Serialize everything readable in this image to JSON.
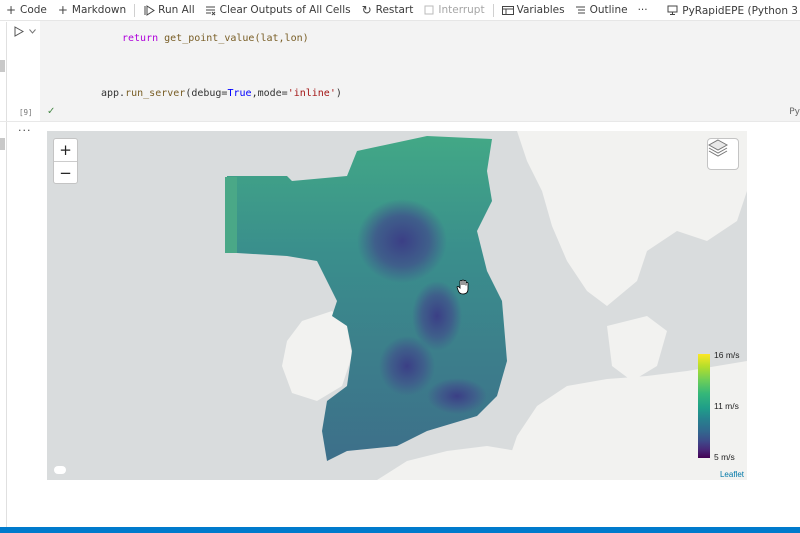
{
  "toolbar": {
    "code_label": "Code",
    "markdown_label": "Markdown",
    "run_all_label": "Run All",
    "clear_outputs_label": "Clear Outputs of All Cells",
    "restart_label": "Restart",
    "interrupt_label": "Interrupt",
    "variables_label": "Variables",
    "outline_label": "Outline",
    "more_label": "···",
    "kernel_label": "PyRapidEPE (Python 3"
  },
  "cell": {
    "line1_keyword": "return",
    "line1_rest": " get_point_value(lat,lon)",
    "line2_obj": "app.",
    "line2_fn": "run_server",
    "line2_args_a": "(debug=",
    "line2_true": "True",
    "line2_args_b": ",mode=",
    "line2_str": "'inline'",
    "line2_close": ")",
    "execution_count": "[9]",
    "language": "Py",
    "output_ellipsis": "···"
  },
  "map": {
    "zoom_in_label": "+",
    "zoom_out_label": "−",
    "legend": {
      "max_label": "16 m/s",
      "mid_label": "11 m/s",
      "min_label": "5 m/s",
      "max_value": 16,
      "mid_value": 11,
      "min_value": 5
    },
    "attribution": "Leaflet",
    "colormap_top": "#fde725",
    "colormap_bottom": "#440154",
    "land_color": "#f2f2f0",
    "sea_color": "#d9dcdd"
  },
  "colors": {
    "status_bar": "#007acc",
    "toolbar_bg": "#ffffff",
    "cell_bg": "#f3f3f3"
  }
}
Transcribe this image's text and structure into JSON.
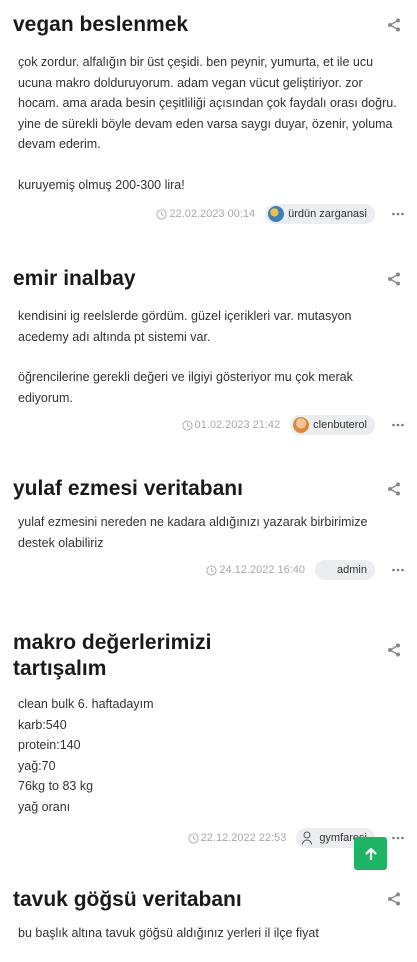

WHAT THE EXERCISE ASKS:
The finished answer is an exact repetition of the listing, with every picture removed.

RESULT OF THIS TASK:
Serialize everything readable in this image to JSON.
{
  "toolbar": {
    "code_label": "Code",
    "markdown_label": "Markdown",
    "run_all_label": "Run All",
    "clear_outputs_label": "Clear Outputs of All Cells",
    "restart_label": "Restart",
    "interrupt_label": "Interrupt",
    "variables_label": "Variables",
    "outline_label": "Outline",
    "more_label": "···",
    "kernel_label": "PyRapidEPE (Python 3"
  },
  "cell": {
    "line1_keyword": "return",
    "line1_rest": " get_point_value(lat,lon)",
    "line2_obj": "app.",
    "line2_fn": "run_server",
    "line2_args_a": "(debug=",
    "line2_true": "True",
    "line2_args_b": ",mode=",
    "line2_str": "'inline'",
    "line2_close": ")",
    "execution_count": "[9]",
    "language": "Py",
    "output_ellipsis": "···"
  },
  "map": {
    "zoom_in_label": "+",
    "zoom_out_label": "−",
    "legend": {
      "max_label": "16 m/s",
      "mid_label": "11 m/s",
      "min_label": "5 m/s",
      "max_value": 16,
      "mid_value": 11,
      "min_value": 5
    },
    "attribution": "Leaflet",
    "colormap_top": "#fde725",
    "colormap_bottom": "#440154",
    "land_color": "#f2f2f0",
    "sea_color": "#d9dcdd"
  },
  "colors": {
    "status_bar": "#007acc",
    "toolbar_bg": "#ffffff",
    "cell_bg": "#f3f3f3"
  }
}
Transcribe this image's text and structure into JSON.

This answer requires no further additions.